▸ **Exercise details**
Gather the lines that hold the string "right".
— BEGIN Data lines —
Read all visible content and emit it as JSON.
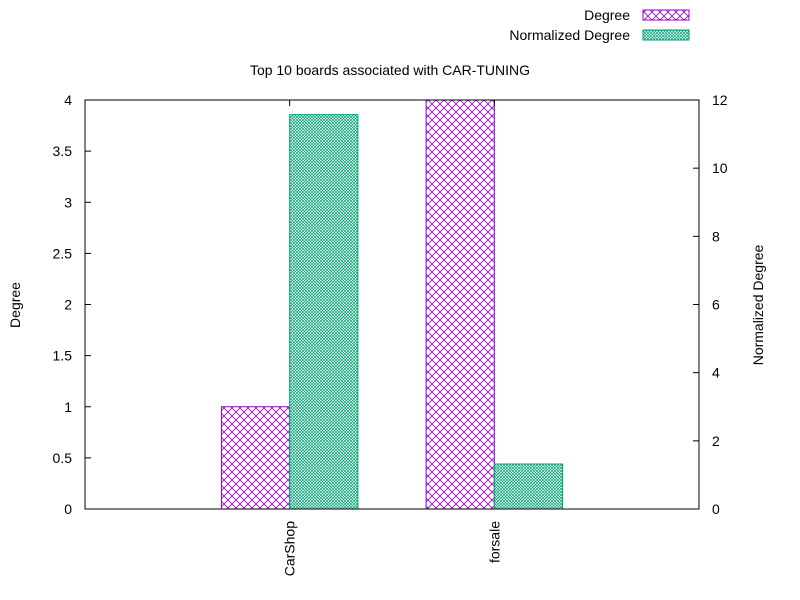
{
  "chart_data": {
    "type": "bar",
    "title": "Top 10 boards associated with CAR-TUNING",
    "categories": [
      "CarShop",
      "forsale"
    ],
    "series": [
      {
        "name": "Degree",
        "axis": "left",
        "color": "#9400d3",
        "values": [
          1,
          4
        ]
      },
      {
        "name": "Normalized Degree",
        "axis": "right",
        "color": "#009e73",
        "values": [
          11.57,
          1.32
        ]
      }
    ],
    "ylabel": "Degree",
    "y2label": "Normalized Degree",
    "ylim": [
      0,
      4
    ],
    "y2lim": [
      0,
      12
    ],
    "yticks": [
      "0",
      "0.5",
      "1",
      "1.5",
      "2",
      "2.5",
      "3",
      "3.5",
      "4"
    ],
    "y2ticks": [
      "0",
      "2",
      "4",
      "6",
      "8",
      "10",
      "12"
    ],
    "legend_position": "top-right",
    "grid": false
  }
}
— END Data lines —
▸ **Full solution**
        "axis": "right",
    "legend_position": "top-right",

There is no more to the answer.